_RECORD EXTRACTS:_
==*==

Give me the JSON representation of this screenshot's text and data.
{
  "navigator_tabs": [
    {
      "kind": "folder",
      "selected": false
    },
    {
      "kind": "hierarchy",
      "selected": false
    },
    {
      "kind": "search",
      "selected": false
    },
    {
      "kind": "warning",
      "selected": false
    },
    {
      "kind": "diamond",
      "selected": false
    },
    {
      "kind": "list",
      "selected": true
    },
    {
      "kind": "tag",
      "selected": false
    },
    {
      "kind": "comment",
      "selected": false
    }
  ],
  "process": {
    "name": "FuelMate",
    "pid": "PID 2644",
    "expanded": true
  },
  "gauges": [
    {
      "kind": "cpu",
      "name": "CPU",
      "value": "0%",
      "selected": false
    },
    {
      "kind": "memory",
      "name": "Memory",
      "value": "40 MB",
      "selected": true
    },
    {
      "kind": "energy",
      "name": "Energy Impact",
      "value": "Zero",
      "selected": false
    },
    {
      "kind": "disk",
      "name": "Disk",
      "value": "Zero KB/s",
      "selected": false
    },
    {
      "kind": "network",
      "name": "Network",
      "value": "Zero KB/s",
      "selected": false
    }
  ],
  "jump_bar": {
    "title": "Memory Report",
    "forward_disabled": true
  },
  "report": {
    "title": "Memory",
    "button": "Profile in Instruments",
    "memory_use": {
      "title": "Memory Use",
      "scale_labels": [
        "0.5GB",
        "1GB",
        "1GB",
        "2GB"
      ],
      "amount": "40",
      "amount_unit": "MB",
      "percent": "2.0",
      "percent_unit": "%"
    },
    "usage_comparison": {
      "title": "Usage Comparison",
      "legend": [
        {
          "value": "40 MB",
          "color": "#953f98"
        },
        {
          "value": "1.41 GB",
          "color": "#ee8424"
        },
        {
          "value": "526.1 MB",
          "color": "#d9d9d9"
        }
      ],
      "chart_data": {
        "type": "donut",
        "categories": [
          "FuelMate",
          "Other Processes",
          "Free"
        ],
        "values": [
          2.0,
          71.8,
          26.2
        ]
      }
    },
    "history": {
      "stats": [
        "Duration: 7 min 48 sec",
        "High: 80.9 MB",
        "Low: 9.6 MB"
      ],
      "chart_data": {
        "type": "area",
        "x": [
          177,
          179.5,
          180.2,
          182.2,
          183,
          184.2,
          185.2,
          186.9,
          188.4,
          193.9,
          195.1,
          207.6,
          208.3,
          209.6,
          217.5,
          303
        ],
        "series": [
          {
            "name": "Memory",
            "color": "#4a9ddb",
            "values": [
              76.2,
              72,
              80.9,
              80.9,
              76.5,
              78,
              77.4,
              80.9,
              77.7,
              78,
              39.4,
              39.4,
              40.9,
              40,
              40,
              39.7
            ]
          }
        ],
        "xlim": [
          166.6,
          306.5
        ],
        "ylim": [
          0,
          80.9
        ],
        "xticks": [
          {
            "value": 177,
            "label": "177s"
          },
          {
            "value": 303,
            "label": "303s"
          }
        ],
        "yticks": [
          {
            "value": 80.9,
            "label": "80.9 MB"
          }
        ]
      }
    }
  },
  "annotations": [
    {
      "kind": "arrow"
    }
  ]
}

==*==

_TASK PROMPT:_
Reproduce the complete data exactly as presented above.

_SOLUTION FOR THIS PROBLEM:_
Give me the JSON representation of this screenshot's text and data.
{
  "navigator_tabs": [
    {
      "kind": "folder",
      "selected": false
    },
    {
      "kind": "hierarchy",
      "selected": false
    },
    {
      "kind": "search",
      "selected": false
    },
    {
      "kind": "warning",
      "selected": false
    },
    {
      "kind": "diamond",
      "selected": false
    },
    {
      "kind": "list",
      "selected": true
    },
    {
      "kind": "tag",
      "selected": false
    },
    {
      "kind": "comment",
      "selected": false
    }
  ],
  "process": {
    "name": "FuelMate",
    "pid": "PID 2644",
    "expanded": true
  },
  "gauges": [
    {
      "kind": "cpu",
      "name": "CPU",
      "value": "0%",
      "selected": false
    },
    {
      "kind": "memory",
      "name": "Memory",
      "value": "40 MB",
      "selected": true
    },
    {
      "kind": "energy",
      "name": "Energy Impact",
      "value": "Zero",
      "selected": false
    },
    {
      "kind": "disk",
      "name": "Disk",
      "value": "Zero KB/s",
      "selected": false
    },
    {
      "kind": "network",
      "name": "Network",
      "value": "Zero KB/s",
      "selected": false
    }
  ],
  "jump_bar": {
    "title": "Memory Report",
    "forward_disabled": true
  },
  "report": {
    "title": "Memory",
    "button": "Profile in Instruments",
    "memory_use": {
      "title": "Memory Use",
      "scale_labels": [
        "0.5GB",
        "1GB",
        "1GB",
        "2GB"
      ],
      "amount": "40",
      "amount_unit": "MB",
      "percent": "2.0",
      "percent_unit": "%"
    },
    "usage_comparison": {
      "title": "Usage Comparison",
      "legend": [
        {
          "value": "40 MB",
          "color": "#953f98"
        },
        {
          "value": "1.41 GB",
          "color": "#ee8424"
        },
        {
          "value": "526.1 MB",
          "color": "#d9d9d9"
        }
      ],
      "chart_data": {
        "type": "donut",
        "categories": [
          "FuelMate",
          "Other Processes",
          "Free"
        ],
        "values": [
          2.0,
          71.8,
          26.2
        ]
      }
    },
    "history": {
      "stats": [
        "Duration: 7 min 48 sec",
        "High: 80.9 MB",
        "Low: 9.6 MB"
      ],
      "chart_data": {
        "type": "area",
        "x": [
          177,
          179.5,
          180.2,
          182.2,
          183,
          184.2,
          185.2,
          186.9,
          188.4,
          193.9,
          195.1,
          207.6,
          208.3,
          209.6,
          217.5,
          303
        ],
        "series": [
          {
            "name": "Memory",
            "color": "#4a9ddb",
            "values": [
              76.2,
              72,
              80.9,
              80.9,
              76.5,
              78,
              77.4,
              80.9,
              77.7,
              78,
              39.4,
              39.4,
              40.9,
              40,
              40,
              39.7
            ]
          }
        ],
        "xlim": [
          166.6,
          306.5
        ],
        "ylim": [
          0,
          80.9
        ],
        "xticks": [
          {
            "value": 177,
            "label": "177s"
          },
          {
            "value": 303,
            "label": "303s"
          }
        ],
        "yticks": [
          {
            "value": 80.9,
            "label": "80.9 MB"
          }
        ]
      }
    }
  },
  "annotations": [
    {
      "kind": "arrow"
    }
  ]
}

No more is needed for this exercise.